- [SUPPLIED DATA]
+===+

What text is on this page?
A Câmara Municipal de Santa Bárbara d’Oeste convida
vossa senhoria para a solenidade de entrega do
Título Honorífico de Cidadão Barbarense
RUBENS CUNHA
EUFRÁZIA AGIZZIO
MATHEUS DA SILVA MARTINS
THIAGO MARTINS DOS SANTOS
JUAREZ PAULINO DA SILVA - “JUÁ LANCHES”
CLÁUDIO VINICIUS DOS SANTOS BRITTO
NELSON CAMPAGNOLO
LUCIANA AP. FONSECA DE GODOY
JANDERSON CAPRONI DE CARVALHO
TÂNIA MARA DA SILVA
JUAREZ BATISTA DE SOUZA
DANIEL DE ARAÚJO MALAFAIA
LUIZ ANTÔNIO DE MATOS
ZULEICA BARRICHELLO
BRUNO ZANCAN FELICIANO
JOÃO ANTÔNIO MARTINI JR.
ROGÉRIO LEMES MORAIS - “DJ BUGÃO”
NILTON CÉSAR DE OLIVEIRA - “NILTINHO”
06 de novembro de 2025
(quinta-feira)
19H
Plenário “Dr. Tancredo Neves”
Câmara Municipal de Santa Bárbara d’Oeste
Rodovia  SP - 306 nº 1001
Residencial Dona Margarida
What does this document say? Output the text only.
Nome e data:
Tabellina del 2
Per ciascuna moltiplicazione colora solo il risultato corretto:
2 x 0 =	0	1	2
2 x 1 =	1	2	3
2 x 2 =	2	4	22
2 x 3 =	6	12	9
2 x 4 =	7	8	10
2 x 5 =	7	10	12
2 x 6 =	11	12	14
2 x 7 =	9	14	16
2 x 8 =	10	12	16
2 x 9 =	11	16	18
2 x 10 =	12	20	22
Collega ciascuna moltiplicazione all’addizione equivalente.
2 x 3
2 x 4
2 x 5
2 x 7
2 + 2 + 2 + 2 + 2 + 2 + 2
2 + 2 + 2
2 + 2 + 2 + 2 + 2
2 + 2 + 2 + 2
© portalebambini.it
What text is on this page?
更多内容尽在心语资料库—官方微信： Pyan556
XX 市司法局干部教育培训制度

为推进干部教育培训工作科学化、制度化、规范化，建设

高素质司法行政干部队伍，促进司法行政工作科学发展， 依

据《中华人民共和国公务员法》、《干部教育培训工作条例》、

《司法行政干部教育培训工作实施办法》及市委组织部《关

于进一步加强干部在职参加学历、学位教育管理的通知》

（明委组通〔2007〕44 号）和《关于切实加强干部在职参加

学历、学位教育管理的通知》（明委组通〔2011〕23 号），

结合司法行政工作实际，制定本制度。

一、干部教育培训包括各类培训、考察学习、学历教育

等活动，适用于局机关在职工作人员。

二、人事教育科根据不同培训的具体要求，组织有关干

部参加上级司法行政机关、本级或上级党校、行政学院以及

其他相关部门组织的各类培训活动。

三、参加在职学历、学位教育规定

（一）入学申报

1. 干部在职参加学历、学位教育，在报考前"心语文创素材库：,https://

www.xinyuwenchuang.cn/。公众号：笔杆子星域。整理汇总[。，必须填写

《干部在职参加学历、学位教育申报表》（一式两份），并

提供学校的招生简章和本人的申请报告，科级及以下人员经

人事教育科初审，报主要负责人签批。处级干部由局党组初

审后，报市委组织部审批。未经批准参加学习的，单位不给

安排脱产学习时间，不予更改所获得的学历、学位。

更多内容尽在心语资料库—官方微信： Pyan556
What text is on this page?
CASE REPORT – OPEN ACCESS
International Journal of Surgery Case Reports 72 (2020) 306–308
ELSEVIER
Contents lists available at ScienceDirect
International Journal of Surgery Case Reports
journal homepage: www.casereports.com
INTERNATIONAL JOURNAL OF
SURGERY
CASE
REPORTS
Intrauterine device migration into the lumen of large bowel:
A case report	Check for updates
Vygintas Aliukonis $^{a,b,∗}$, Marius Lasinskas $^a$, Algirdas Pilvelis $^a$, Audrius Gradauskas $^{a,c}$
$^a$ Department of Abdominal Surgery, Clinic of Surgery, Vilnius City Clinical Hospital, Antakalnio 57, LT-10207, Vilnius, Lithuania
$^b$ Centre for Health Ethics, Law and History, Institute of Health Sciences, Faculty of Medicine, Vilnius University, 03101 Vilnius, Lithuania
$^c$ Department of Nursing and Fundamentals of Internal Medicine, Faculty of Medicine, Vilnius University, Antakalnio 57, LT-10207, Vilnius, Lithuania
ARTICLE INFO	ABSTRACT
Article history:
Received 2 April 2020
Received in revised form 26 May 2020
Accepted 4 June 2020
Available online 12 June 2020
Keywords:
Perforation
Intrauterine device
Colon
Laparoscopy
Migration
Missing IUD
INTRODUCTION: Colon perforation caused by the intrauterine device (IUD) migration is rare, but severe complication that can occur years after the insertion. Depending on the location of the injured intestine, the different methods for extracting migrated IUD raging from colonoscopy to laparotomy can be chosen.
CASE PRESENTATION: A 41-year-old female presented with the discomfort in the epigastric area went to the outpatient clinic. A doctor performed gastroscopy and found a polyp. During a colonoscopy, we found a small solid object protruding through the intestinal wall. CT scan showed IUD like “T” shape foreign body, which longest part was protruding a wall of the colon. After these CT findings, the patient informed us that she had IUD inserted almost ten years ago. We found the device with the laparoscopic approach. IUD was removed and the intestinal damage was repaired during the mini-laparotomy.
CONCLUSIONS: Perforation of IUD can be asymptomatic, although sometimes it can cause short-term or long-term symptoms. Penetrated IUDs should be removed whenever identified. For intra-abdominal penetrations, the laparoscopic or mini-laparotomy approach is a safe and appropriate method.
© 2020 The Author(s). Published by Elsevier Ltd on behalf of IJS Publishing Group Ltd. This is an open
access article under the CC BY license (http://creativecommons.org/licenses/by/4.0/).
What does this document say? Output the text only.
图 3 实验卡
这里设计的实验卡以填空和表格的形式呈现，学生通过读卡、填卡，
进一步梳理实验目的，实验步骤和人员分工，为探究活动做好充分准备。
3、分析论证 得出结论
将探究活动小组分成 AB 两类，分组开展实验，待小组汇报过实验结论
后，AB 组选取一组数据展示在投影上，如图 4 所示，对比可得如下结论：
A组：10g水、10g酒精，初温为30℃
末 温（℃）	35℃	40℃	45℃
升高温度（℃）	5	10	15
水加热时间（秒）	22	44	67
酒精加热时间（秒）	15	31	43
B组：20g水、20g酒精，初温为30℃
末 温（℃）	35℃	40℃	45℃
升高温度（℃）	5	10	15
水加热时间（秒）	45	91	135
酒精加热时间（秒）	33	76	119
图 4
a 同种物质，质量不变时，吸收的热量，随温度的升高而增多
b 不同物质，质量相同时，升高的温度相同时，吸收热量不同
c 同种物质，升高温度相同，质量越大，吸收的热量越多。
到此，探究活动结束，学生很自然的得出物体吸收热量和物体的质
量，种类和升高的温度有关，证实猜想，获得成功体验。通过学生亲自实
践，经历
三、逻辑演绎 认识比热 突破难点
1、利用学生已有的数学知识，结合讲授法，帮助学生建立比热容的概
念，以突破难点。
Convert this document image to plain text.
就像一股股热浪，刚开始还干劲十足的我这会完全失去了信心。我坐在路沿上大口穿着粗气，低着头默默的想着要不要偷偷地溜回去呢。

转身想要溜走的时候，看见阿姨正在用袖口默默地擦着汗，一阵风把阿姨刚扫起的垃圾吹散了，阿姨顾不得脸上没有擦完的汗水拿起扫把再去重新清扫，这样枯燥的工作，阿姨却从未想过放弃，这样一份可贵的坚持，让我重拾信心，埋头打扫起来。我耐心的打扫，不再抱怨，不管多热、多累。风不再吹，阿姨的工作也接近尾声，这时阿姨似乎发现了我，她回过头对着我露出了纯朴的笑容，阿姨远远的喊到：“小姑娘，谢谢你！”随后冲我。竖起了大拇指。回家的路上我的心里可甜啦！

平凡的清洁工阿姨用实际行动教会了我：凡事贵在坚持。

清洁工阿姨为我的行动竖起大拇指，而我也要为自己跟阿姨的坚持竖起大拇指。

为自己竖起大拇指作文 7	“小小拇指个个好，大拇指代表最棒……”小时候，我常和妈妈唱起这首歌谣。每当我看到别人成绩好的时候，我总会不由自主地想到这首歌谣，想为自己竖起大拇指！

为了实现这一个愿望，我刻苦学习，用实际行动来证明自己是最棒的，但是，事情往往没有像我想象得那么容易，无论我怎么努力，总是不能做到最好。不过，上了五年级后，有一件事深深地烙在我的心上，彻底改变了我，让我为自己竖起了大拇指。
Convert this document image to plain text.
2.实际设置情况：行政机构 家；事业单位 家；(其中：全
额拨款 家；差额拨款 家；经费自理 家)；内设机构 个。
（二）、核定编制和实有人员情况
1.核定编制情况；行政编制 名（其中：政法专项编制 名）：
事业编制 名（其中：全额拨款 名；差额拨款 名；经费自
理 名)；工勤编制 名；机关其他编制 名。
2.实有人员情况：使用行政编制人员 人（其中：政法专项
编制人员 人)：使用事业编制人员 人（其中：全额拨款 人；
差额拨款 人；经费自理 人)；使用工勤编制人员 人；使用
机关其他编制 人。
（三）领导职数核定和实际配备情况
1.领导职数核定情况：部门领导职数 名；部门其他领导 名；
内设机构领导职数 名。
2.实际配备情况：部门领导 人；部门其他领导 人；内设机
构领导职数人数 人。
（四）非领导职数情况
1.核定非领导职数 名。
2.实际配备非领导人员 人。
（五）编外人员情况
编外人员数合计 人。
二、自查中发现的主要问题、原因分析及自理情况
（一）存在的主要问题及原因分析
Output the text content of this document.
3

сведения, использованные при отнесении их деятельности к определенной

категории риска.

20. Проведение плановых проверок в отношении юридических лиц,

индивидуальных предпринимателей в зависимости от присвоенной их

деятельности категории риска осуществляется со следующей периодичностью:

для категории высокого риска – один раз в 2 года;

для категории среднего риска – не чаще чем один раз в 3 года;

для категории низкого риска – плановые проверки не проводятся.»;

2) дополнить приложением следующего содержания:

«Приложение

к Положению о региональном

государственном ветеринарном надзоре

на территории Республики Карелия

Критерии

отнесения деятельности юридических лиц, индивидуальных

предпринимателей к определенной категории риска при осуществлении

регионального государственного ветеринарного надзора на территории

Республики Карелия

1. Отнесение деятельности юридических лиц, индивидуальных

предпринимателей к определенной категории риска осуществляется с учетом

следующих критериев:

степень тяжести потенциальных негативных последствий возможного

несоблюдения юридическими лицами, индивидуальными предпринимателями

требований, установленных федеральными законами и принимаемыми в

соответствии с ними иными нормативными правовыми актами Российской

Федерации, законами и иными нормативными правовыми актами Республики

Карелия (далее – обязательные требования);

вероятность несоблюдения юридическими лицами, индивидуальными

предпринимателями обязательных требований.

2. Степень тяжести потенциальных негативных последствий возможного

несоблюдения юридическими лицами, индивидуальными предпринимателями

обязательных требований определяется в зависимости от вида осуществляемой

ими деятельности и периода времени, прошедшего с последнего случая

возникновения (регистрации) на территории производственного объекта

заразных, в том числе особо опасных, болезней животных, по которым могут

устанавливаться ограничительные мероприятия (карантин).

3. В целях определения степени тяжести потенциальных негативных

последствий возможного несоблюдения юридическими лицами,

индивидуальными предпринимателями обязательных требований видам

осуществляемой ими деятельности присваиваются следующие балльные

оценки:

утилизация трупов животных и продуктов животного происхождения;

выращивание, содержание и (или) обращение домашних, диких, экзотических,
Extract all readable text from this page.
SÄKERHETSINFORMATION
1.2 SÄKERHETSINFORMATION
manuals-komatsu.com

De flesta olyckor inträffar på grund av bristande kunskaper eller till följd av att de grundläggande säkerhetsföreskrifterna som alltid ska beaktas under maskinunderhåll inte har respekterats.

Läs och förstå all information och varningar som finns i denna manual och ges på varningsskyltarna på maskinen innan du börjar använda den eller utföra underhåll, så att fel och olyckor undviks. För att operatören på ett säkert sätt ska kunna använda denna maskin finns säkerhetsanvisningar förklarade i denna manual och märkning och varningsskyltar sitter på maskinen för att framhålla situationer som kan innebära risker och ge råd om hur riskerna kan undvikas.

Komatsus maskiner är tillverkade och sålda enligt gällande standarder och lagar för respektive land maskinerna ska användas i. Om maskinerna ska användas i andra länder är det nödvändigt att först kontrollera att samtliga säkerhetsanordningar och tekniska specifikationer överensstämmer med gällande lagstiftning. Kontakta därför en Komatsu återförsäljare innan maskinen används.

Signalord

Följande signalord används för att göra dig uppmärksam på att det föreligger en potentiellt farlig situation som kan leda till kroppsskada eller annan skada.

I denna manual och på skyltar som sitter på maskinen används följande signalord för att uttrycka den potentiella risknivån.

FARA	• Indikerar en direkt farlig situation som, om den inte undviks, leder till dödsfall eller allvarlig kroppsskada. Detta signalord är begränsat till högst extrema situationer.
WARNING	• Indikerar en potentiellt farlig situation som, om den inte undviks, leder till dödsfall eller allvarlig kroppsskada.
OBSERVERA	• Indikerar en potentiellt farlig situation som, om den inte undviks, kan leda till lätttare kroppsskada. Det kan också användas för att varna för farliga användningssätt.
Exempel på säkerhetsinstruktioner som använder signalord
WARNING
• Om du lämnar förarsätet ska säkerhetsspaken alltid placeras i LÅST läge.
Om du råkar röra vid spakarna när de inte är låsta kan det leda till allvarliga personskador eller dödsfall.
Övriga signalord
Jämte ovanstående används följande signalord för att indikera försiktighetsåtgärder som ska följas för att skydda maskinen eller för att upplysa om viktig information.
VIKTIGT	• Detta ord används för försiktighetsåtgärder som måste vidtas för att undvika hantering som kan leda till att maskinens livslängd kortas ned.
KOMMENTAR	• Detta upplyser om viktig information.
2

+===+

- [EXERCISE AIM]
Examine the records and pull out every line where the string "осуществляется" occurs.

- [REPLY TO THE TASK]
деятельности категории риска осуществляется со следующей периодичностью:
предпринимателей к определенной категории риска осуществляется с учетом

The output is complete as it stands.